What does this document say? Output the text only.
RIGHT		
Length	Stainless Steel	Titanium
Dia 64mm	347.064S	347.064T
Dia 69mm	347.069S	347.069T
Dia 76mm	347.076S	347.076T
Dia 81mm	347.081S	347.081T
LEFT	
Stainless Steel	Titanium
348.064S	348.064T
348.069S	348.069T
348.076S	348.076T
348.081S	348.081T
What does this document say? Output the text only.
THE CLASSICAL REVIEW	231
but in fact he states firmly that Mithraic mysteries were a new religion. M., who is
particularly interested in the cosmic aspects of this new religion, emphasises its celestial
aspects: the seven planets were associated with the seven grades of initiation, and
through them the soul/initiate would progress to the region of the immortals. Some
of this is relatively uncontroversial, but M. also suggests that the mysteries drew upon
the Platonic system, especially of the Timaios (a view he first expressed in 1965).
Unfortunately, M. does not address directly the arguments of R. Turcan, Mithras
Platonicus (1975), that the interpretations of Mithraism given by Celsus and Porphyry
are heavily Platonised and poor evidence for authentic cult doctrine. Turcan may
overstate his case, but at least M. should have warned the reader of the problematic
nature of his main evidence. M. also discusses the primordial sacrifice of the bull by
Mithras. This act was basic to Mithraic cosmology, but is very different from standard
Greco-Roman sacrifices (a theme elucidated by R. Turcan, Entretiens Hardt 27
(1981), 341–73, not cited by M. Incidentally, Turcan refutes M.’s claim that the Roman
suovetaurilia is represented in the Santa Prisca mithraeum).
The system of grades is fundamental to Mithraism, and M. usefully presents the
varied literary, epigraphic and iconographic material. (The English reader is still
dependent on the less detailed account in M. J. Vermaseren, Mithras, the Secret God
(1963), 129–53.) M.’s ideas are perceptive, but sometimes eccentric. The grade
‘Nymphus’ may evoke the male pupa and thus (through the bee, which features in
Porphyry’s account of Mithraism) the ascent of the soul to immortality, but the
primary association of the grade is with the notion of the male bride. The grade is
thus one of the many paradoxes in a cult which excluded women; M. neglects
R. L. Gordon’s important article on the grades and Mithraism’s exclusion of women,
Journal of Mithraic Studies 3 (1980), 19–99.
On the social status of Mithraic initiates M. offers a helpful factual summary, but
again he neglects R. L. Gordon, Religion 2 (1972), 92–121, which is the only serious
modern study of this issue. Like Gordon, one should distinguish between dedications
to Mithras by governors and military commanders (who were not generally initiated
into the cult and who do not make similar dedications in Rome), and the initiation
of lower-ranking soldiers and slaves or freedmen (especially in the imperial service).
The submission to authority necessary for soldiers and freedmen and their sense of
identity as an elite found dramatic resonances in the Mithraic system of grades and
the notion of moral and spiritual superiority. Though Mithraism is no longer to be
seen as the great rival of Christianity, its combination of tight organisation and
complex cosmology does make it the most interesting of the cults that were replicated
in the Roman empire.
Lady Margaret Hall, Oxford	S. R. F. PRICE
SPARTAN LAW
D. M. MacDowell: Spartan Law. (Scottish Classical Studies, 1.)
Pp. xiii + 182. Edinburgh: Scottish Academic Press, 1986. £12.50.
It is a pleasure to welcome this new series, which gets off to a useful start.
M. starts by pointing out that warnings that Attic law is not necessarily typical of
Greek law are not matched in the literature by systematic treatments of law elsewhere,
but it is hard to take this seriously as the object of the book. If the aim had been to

——

*Exercise instructions*
Find every line that holds "evidence" and copy it.

*Expected answer*
are heavily Platonised and poor evidence for authentic cult doctrine. Turcan may
nature of his main evidence. M. also discusses the primordial sacrifice of the bull by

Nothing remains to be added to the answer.